▶ Given request: Report, as a bare number, how many lines hold "denied".

Saved entries:
========================================================================

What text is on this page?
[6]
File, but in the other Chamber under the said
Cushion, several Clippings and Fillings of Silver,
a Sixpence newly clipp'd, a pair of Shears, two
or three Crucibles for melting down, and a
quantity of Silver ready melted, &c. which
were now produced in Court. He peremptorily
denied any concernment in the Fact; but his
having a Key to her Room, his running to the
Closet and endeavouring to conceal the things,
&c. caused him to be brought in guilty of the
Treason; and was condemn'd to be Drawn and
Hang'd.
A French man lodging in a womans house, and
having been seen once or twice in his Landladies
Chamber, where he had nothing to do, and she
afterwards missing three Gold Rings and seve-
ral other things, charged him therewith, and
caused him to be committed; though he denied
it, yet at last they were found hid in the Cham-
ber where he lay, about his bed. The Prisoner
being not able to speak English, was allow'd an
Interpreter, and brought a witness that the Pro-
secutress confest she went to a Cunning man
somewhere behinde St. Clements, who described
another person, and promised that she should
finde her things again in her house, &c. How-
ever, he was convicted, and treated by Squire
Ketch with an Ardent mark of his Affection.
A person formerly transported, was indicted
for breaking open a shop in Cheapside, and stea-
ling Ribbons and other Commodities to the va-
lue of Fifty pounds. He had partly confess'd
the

========================================================================

▶ Task result: 2